_Goal_: Restate the full listing word for word and leave the pictures out.

_Data section_:
------------------------------------------------------------------------

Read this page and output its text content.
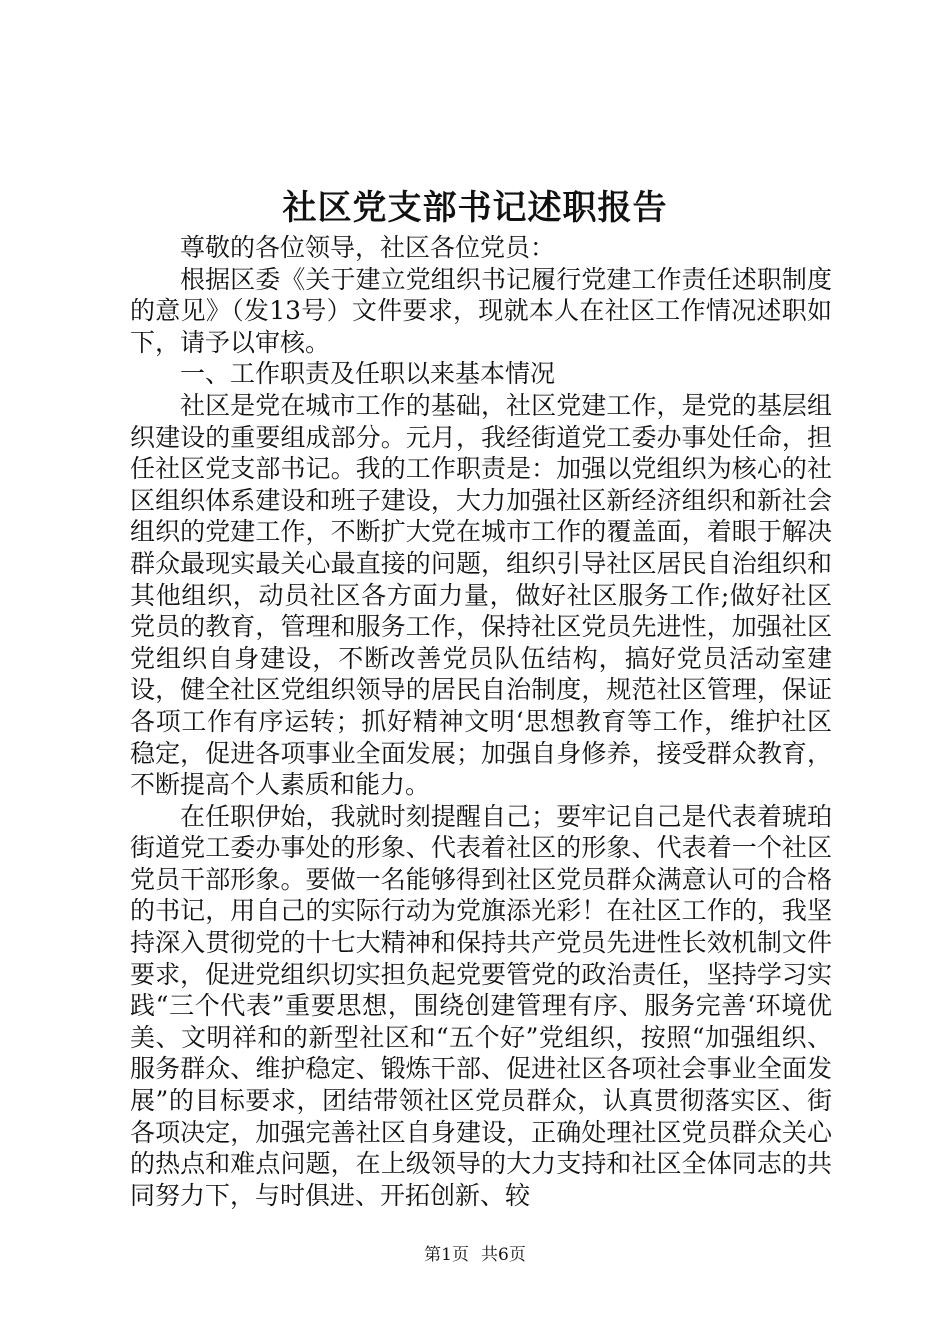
社区党支部书记述职报告

尊敬的各位领导，社区各位党员：

根据区委《关于建立党组织书记履行党建工作责任述职制度的意见》（发13号）文件要求，现就本人在社区工作情况述职如下，请予以审核。

一、工作职责及任职以来基本情况

社区是党在城市工作的基础，社区党建工作，是党的基层组织建设的重要组成部分。元月，我经街道党工委办事处任命，担任社区党支部书记。我的工作职责是：加强以党组织为核心的社区组织体系建设和班子建设，大力加强社区新经济组织和新社会组织的党建工作，不断扩大党在城市工作的覆盖面，着眼于解决群众最现实最关心最直接的问题，组织引导社区居民自治组织和其他组织，动员社区各方面力量，做好社区服务工作;做好社区党员的教育，管理和服务工作，保持社区党员先进性，加强社区党组织自身建设，不断改善党员队伍结构，搞好党员活动室建设，健全社区党组织领导的居民自治制度，规范社区管理，保证各项工作有序运转；抓好精神文明‘思想教育等工作，维护社区稳定，促进各项事业全面发展；加强自身修养，接受群众教育，不断提高个人素质和能力。

在任职伊始，我就时刻提醒自己；要牢记自己是代表着琥珀街道党工委办事处的形象、代表着社区的形象、代表着一个社区党员干部形象。要做一名能够得到社区党员群众满意认可的合格的书记，用自己的实际行动为党旗添光彩！在社区工作的，我坚持深入贯彻党的十七大精神和保持共产党员先进性长效机制文件要求，促进党组织切实担负起党要管党的政治责任，坚持学习实践“三个代表”重要思想，围绕创建管理有序、服务完善‘环境优美、文明祥和的新型社区和“五个好”党组织，按照“加强组织、服务群众、维护稳定、锻炼干部、促进社区各项社会事业全面发展”的目标要求，团结带领社区党员群众，认真贯彻落实区、街各项决定，加强完善社区自身建设，正确处理社区党员群众关心的热点和难点问题，在上级领导的大力支持和社区全体同志的共同努力下，与时俱进、开拓创新、较

第1页 共6页
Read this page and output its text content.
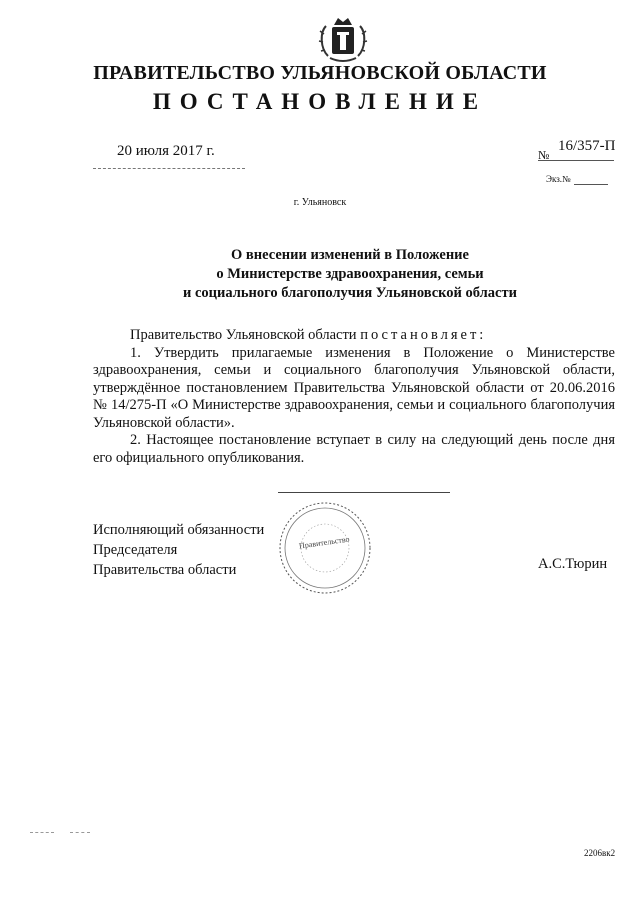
ПРАВИТЕЛЬСТВО УЛЬЯНОВСКОЙ ОБЛАСТИ
ПОСТАНОВЛЕНИЕ
20 июля 2017 г.	№
16/357-П
Экз.№
г. Ульяновск
О внесении изменений в Положение
о Министерстве здравоохранения, семьи
и социального благополучия Ульяновской области

Правительство Ульяновской области постановляет:

1. Утвердить прилагаемые изменения в Положение о Министерстве здравоохранения, семьи и социального благополучия Ульяновской области, утверждённое постановлением Правительства Ульяновской области от 20.06.2016 № 14/275-П «О Министерстве здравоохранения, семьи и социального благополучия Ульяновской области».

2. Настоящее постановление вступает в силу на следующий день после дня его официального опубликования.

Исполняющий обязанности
Председателя
Правительства области
Правительство
А.С.Тюрин
2206вк2
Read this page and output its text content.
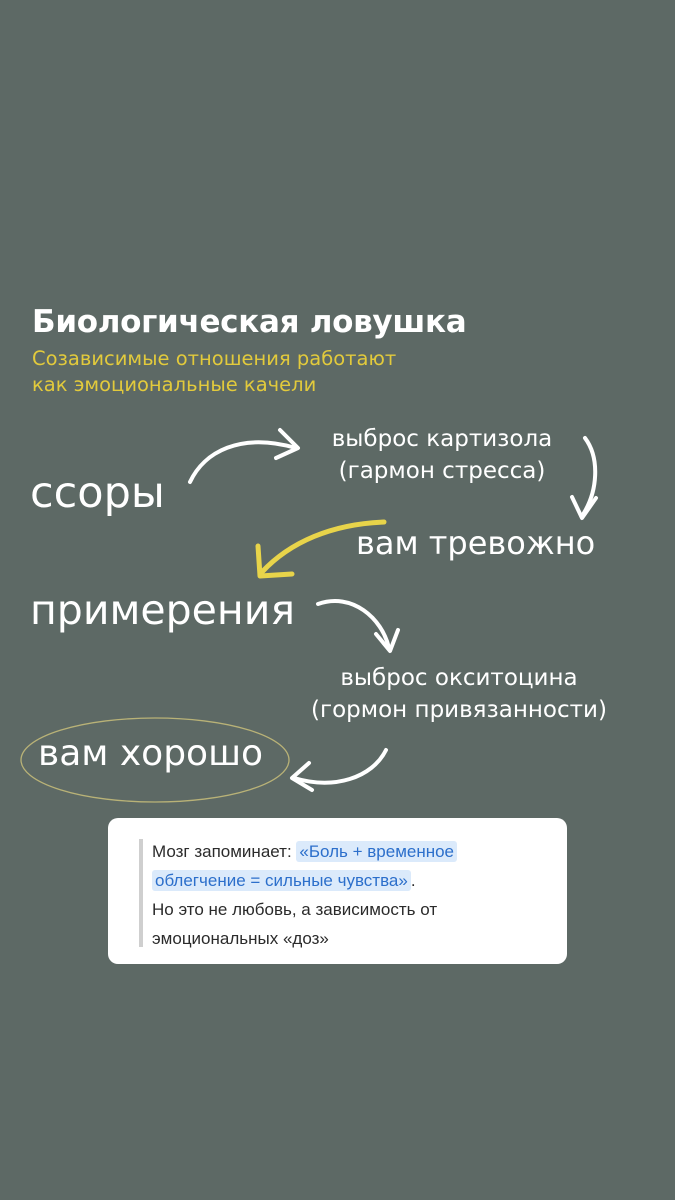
Биологическая ловушка
Созависимые отношения работают
как эмоциональные качели
ссоры
выброс картизола
(гармон стресса)
вам тревожно
примерения
выброс окситоцина
(гормон привязанности)
вам хорошо
Мозг запоминает: «Боль + временное
облегчение = сильные чувства» .
Но это не любовь, а зависимость от
эмоциональных «доз»
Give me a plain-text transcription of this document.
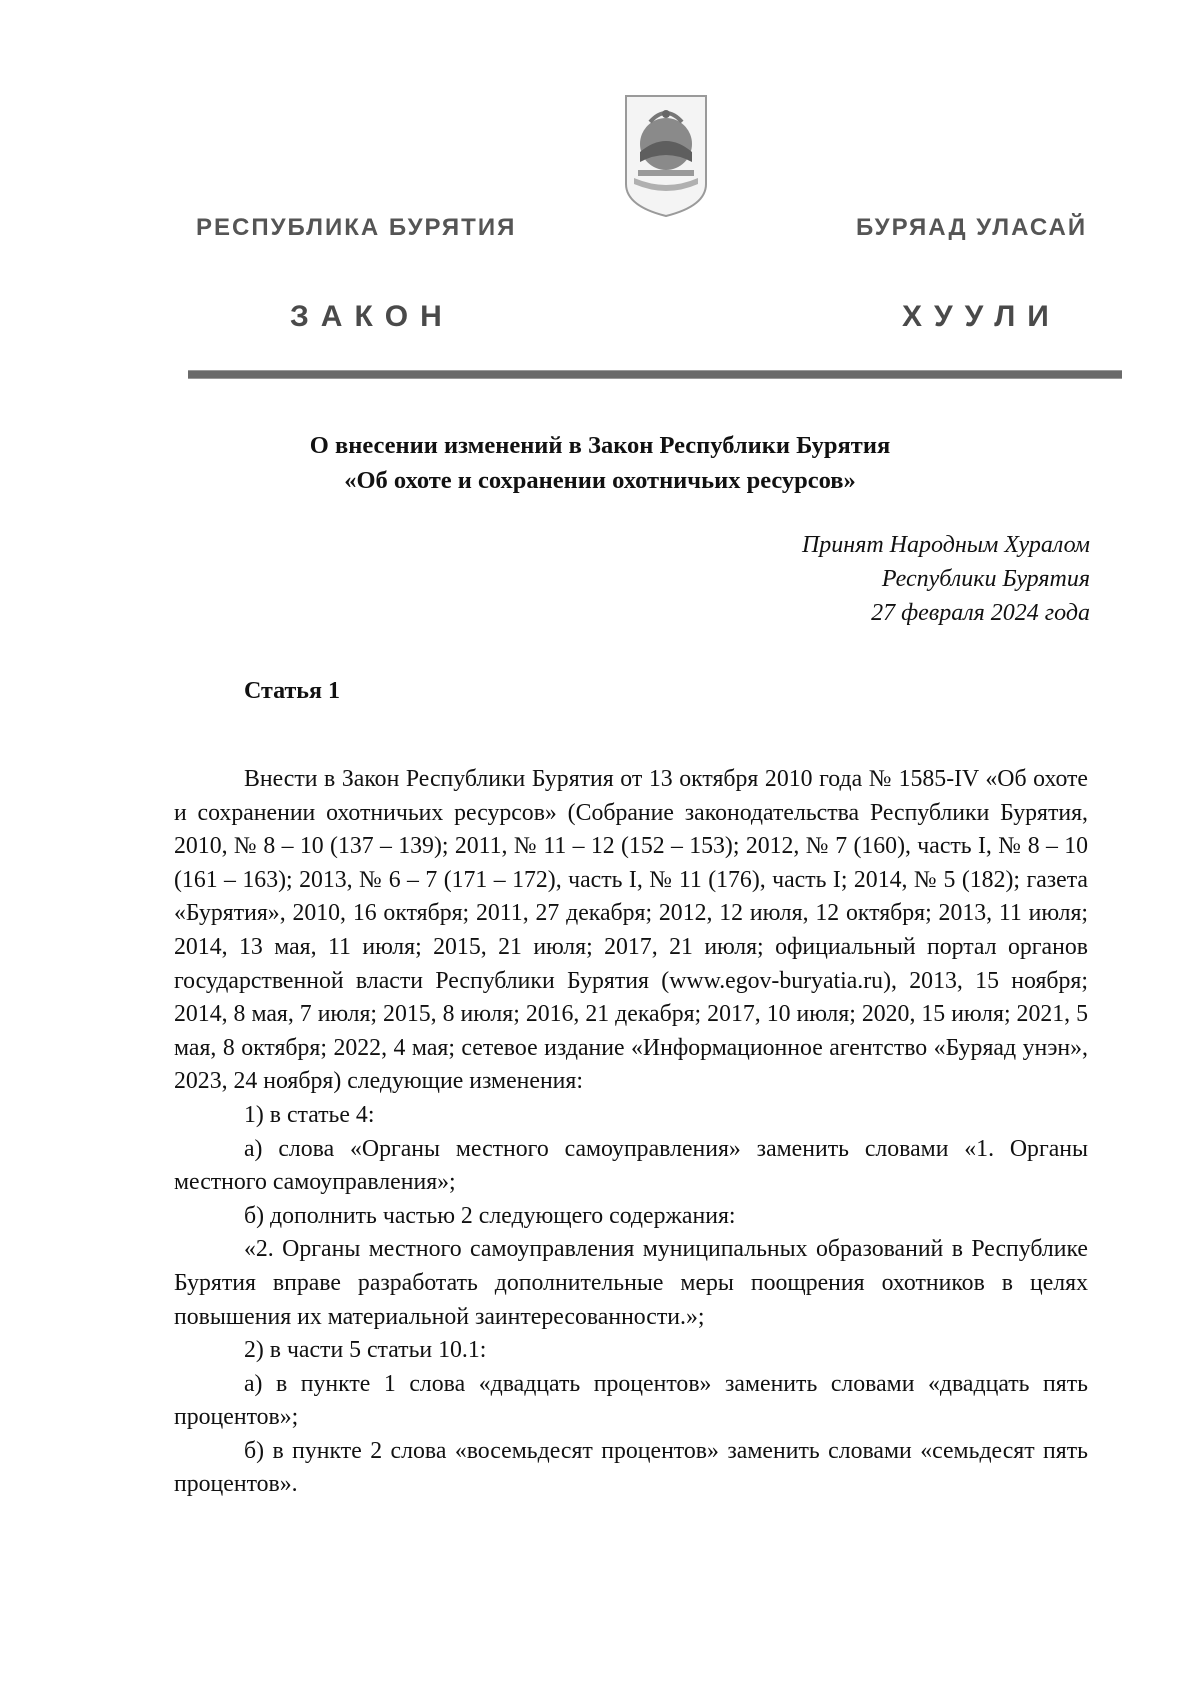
РЕСПУБЛИКА БУРЯТИЯ	БУРЯАД УЛАСАЙ
ЗАКОН	ХУУЛИ
О внесении изменений в Закон Республики Бурятия
«Об охоте и сохранении охотничьих ресурсов»
Принят Народным Хуралом
Республики Бурятия
27 февраля 2024 года
Статья 1

Внести в Закон Республики Бурятия от 13 октября 2010 года № 1585-IV «Об охоте и сохранении охотничьих ресурсов» (Собрание законодательства Республики Бурятия, 2010, № 8 – 10 (137 – 139); 2011, № 11 – 12 (152 – 153); 2012, № 7 (160), часть I, № 8 – 10 (161 – 163); 2013, № 6 – 7 (171 – 172), часть I, № 11 (176), часть I; 2014, № 5 (182); газета «Бурятия», 2010, 16 октября; 2011, 27 декабря; 2012, 12 июля, 12 октября; 2013, 11 июля; 2014, 13 мая, 11 июля; 2015, 21 июля; 2017, 21 июля; официальный портал органов государственной власти Республики Бурятия (www.egov-buryatia.ru), 2013, 15 ноября; 2014, 8 мая, 7 июля; 2015, 8 июля; 2016, 21 декабря; 2017, 10 июля; 2020, 15 июля; 2021, 5 мая, 8 октября; 2022, 4 мая; сетевое издание «Информационное агентство «Буряад унэн», 2023, 24 ноября) следующие изменения:

1) в статье 4:

а) слова «Органы местного самоуправления» заменить словами «1. Органы местного самоуправления»;

б) дополнить частью 2 следующего содержания:

«2. Органы местного самоуправления муниципальных образований в Республике Бурятия вправе разработать дополнительные меры поощрения охотников в целях повышения их материальной заинтересованности.»;

2) в части 5 статьи 10.1:

а) в пункте 1 слова «двадцать процентов» заменить словами «двадцать пять процентов»;

б) в пункте 2 слова «восемьдесят процентов» заменить словами «семьдесят пять процентов».
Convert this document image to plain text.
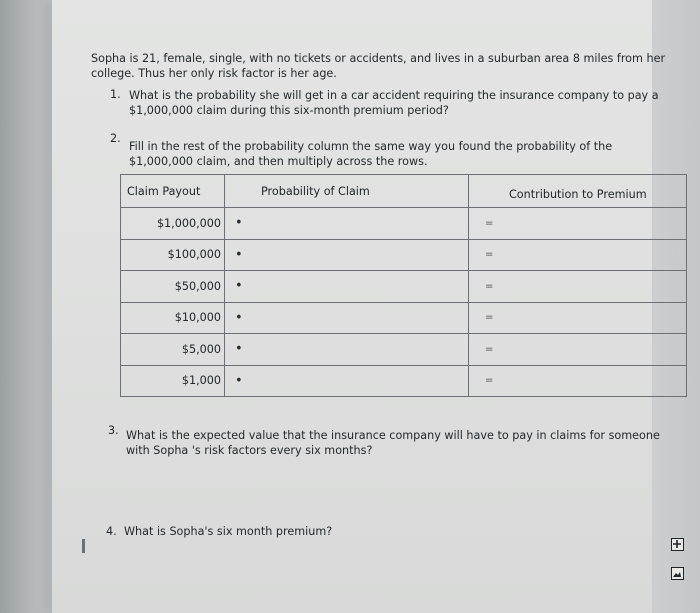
Sopha is 21, female, single, with no tickets or accidents, and lives in a suburban area 8 miles from her
college. Thus her only risk factor is her age.
1. What is the probability she will get in a car accident requiring the insurance company to pay a
$1,000,000 claim during this six-month premium period?
2.
Fill in the rest of the probability column the same way you found the probability of the
$1,000,000 claim, and then multiply across the rows.
Claim Payout	Probability of Claim	Contribution to Premium
$1,000,000	•	=
$100,000	•	=
$50,000	•	=
$10,000	•	=
$5,000	•	=
$1,000	•	=
3. What is the expected value that the insurance company will have to pay in claims for someone
with Sopha 's risk factors every six months?
4. What is Sopha's six month premium?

------------------------------------------------------------------------

_Output for this exercise_:
Read this page and output its text content.
社区党支部书记述职报告

尊敬的各位领导，社区各位党员：

根据区委《关于建立党组织书记履行党建工作责任述职制度的意见》（发13号）文件要求，现就本人在社区工作情况述职如下，请予以审核。

一、工作职责及任职以来基本情况

社区是党在城市工作的基础，社区党建工作，是党的基层组织建设的重要组成部分。元月，我经街道党工委办事处任命，担任社区党支部书记。我的工作职责是：加强以党组织为核心的社区组织体系建设和班子建设，大力加强社区新经济组织和新社会组织的党建工作，不断扩大党在城市工作的覆盖面，着眼于解决群众最现实最关心最直接的问题，组织引导社区居民自治组织和其他组织，动员社区各方面力量，做好社区服务工作;做好社区党员的教育，管理和服务工作，保持社区党员先进性，加强社区党组织自身建设，不断改善党员队伍结构，搞好党员活动室建设，健全社区党组织领导的居民自治制度，规范社区管理，保证各项工作有序运转；抓好精神文明‘思想教育等工作，维护社区稳定，促进各项事业全面发展；加强自身修养，接受群众教育，不断提高个人素质和能力。

在任职伊始，我就时刻提醒自己；要牢记自己是代表着琥珀街道党工委办事处的形象、代表着社区的形象、代表着一个社区党员干部形象。要做一名能够得到社区党员群众满意认可的合格的书记，用自己的实际行动为党旗添光彩！在社区工作的，我坚持深入贯彻党的十七大精神和保持共产党员先进性长效机制文件要求，促进党组织切实担负起党要管党的政治责任，坚持学习实践“三个代表”重要思想，围绕创建管理有序、服务完善‘环境优美、文明祥和的新型社区和“五个好”党组织，按照“加强组织、服务群众、维护稳定、锻炼干部、促进社区各项社会事业全面发展”的目标要求，团结带领社区党员群众，认真贯彻落实区、街各项决定，加强完善社区自身建设，正确处理社区党员群众关心的热点和难点问题，在上级领导的大力支持和社区全体同志的共同努力下，与时俱进、开拓创新、较

第1页 共6页
Read this page and output its text content.
ПРАВИТЕЛЬСТВО УЛЬЯНОВСКОЙ ОБЛАСТИ
ПОСТАНОВЛЕНИЕ
20 июля 2017 г.	№
16/357-П
Экз.№
г. Ульяновск
О внесении изменений в Положение
о Министерстве здравоохранения, семьи
и социального благополучия Ульяновской области

Правительство Ульяновской области постановляет:

1. Утвердить прилагаемые изменения в Положение о Министерстве здравоохранения, семьи и социального благополучия Ульяновской области, утверждённое постановлением Правительства Ульяновской области от 20.06.2016 № 14/275-П «О Министерстве здравоохранения, семьи и социального благополучия Ульяновской области».

2. Настоящее постановление вступает в силу на следующий день после дня его официального опубликования.

Исполняющий обязанности
Председателя
Правительства области
Правительство
А.С.Тюрин
2206вк2
Read this page and output its text content.
Биологическая ловушка
Созависимые отношения работают
как эмоциональные качели
ссоры
выброс картизола
(гармон стресса)
вам тревожно
примерения
выброс окситоцина
(гормон привязанности)
вам хорошо
Мозг запоминает: «Боль + временное
облегчение = сильные чувства» .
Но это не любовь, а зависимость от
эмоциональных «доз»
Give me a plain-text transcription of this document.
РЕСПУБЛИКА БУРЯТИЯ	БУРЯАД УЛАСАЙ
ЗАКОН	ХУУЛИ
О внесении изменений в Закон Республики Бурятия
«Об охоте и сохранении охотничьих ресурсов»
Принят Народным Хуралом
Республики Бурятия
27 февраля 2024 года
Статья 1

Внести в Закон Республики Бурятия от 13 октября 2010 года № 1585-IV «Об охоте и сохранении охотничьих ресурсов» (Собрание законодательства Республики Бурятия, 2010, № 8 – 10 (137 – 139); 2011, № 11 – 12 (152 – 153); 2012, № 7 (160), часть I, № 8 – 10 (161 – 163); 2013, № 6 – 7 (171 – 172), часть I, № 11 (176), часть I; 2014, № 5 (182); газета «Бурятия», 2010, 16 октября; 2011, 27 декабря; 2012, 12 июля, 12 октября; 2013, 11 июля; 2014, 13 мая, 11 июля; 2015, 21 июля; 2017, 21 июля; официальный портал органов государственной власти Республики Бурятия (www.egov-buryatia.ru), 2013, 15 ноября; 2014, 8 мая, 7 июля; 2015, 8 июля; 2016, 21 декабря; 2017, 10 июля; 2020, 15 июля; 2021, 5 мая, 8 октября; 2022, 4 мая; сетевое издание «Информационное агентство «Буряад унэн», 2023, 24 ноября) следующие изменения:

1) в статье 4:

а) слова «Органы местного самоуправления» заменить словами «1. Органы местного самоуправления»;

б) дополнить частью 2 следующего содержания:

«2. Органы местного самоуправления муниципальных образований в Республике Бурятия вправе разработать дополнительные меры поощрения охотников в целях повышения их материальной заинтересованности.»;

2) в части 5 статьи 10.1:

а) в пункте 1 слова «двадцать процентов» заменить словами «двадцать пять процентов»;

б) в пункте 2 слова «восемьдесят процентов» заменить словами «семьдесят пять процентов».
Convert this document image to plain text.
Sopha is 21, female, single, with no tickets or accidents, and lives in a suburban area 8 miles from her
college. Thus her only risk factor is her age.
1. What is the probability she will get in a car accident requiring the insurance company to pay a
$1,000,000 claim during this six-month premium period?
2.
Fill in the rest of the probability column the same way you found the probability of the
$1,000,000 claim, and then multiply across the rows.
Claim Payout	Probability of Claim	Contribution to Premium
$1,000,000	•	=
$100,000	•	=
$50,000	•	=
$10,000	•	=
$5,000	•	=
$1,000	•	=
3. What is the expected value that the insurance company will have to pay in claims for someone
with Sopha 's risk factors every six months?
4. What is Sopha's six month premium?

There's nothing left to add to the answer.